§ **Goal**
Write out each line word for word. Drop pictures.

§ **Given records**
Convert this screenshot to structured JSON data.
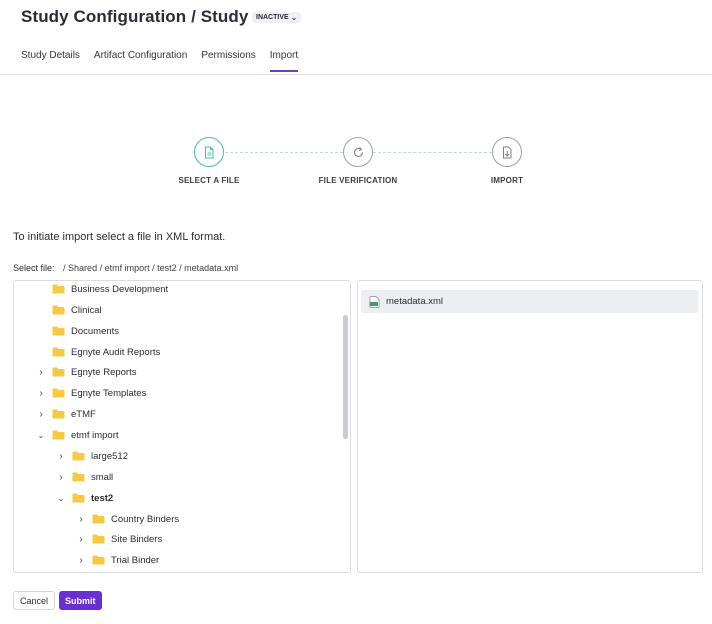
{
  "header": {
    "title": "Study Configuration / Study",
    "status": "INACTIVE",
    "status_icon": "chevron-down-icon"
  },
  "tabs": [
    {
      "label": "Study Details",
      "active": false
    },
    {
      "label": "Artifact Configuration",
      "active": false
    },
    {
      "label": "Permissions",
      "active": false
    },
    {
      "label": "Import",
      "active": true
    }
  ],
  "stepper": {
    "steps": [
      {
        "label": "SELECT A FILE",
        "icon": "document-icon",
        "active": true
      },
      {
        "label": "FILE VERIFICATION",
        "icon": "refresh-icon",
        "active": false
      },
      {
        "label": "IMPORT",
        "icon": "import-icon",
        "active": false
      }
    ],
    "active_color": "#3fbcad"
  },
  "instruction": "To initiate import select a file in XML format.",
  "select_file": {
    "label": "Select file:",
    "path": "/ Shared / etmf import / test2 / metadata.xml"
  },
  "tree": {
    "items": [
      {
        "label": "Business Development",
        "chevron": ""
      },
      {
        "label": "Clinical",
        "chevron": ""
      },
      {
        "label": "Documents",
        "chevron": ""
      },
      {
        "label": "Egnyte Audit Reports",
        "chevron": ""
      },
      {
        "label": "Egnyte Reports",
        "chevron": ">"
      },
      {
        "label": "Egnyte Templates",
        "chevron": ">"
      },
      {
        "label": "eTMF",
        "chevron": ">"
      },
      {
        "label": "etmf import",
        "chevron": "v"
      },
      {
        "label": "large512",
        "chevron": ">"
      },
      {
        "label": "small",
        "chevron": ">"
      },
      {
        "label": "test2",
        "chevron": "v"
      },
      {
        "label": "Country Binders",
        "chevron": ">"
      },
      {
        "label": "Site Binders",
        "chevron": ">"
      },
      {
        "label": "Trial Binder",
        "chevron": ">"
      }
    ],
    "folder_color": "#f6c944"
  },
  "files": [
    {
      "name": "metadata.xml",
      "icon": "xml-file-icon"
    }
  ],
  "buttons": {
    "cancel": "Cancel",
    "submit": "Submit"
  },
  "colors": {
    "accent": "#6a2fd1",
    "tab_underline": "#6b3fbe"
  }
}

§ **Task answer**
Convert this screenshot to structured JSON data.
{
  "header": {
    "title": "Study Configuration / Study",
    "status": "INACTIVE",
    "status_icon": "chevron-down-icon"
  },
  "tabs": [
    {
      "label": "Study Details",
      "active": false
    },
    {
      "label": "Artifact Configuration",
      "active": false
    },
    {
      "label": "Permissions",
      "active": false
    },
    {
      "label": "Import",
      "active": true
    }
  ],
  "stepper": {
    "steps": [
      {
        "label": "SELECT A FILE",
        "icon": "document-icon",
        "active": true
      },
      {
        "label": "FILE VERIFICATION",
        "icon": "refresh-icon",
        "active": false
      },
      {
        "label": "IMPORT",
        "icon": "import-icon",
        "active": false
      }
    ],
    "active_color": "#3fbcad"
  },
  "instruction": "To initiate import select a file in XML format.",
  "select_file": {
    "label": "Select file:",
    "path": "/ Shared / etmf import / test2 / metadata.xml"
  },
  "tree": {
    "items": [
      {
        "label": "Business Development",
        "chevron": ""
      },
      {
        "label": "Clinical",
        "chevron": ""
      },
      {
        "label": "Documents",
        "chevron": ""
      },
      {
        "label": "Egnyte Audit Reports",
        "chevron": ""
      },
      {
        "label": "Egnyte Reports",
        "chevron": ">"
      },
      {
        "label": "Egnyte Templates",
        "chevron": ">"
      },
      {
        "label": "eTMF",
        "chevron": ">"
      },
      {
        "label": "etmf import",
        "chevron": "v"
      },
      {
        "label": "large512",
        "chevron": ">"
      },
      {
        "label": "small",
        "chevron": ">"
      },
      {
        "label": "test2",
        "chevron": "v"
      },
      {
        "label": "Country Binders",
        "chevron": ">"
      },
      {
        "label": "Site Binders",
        "chevron": ">"
      },
      {
        "label": "Trial Binder",
        "chevron": ">"
      }
    ],
    "folder_color": "#f6c944"
  },
  "files": [
    {
      "name": "metadata.xml",
      "icon": "xml-file-icon"
    }
  ],
  "buttons": {
    "cancel": "Cancel",
    "submit": "Submit"
  },
  "colors": {
    "accent": "#6a2fd1",
    "tab_underline": "#6b3fbe"
  }
}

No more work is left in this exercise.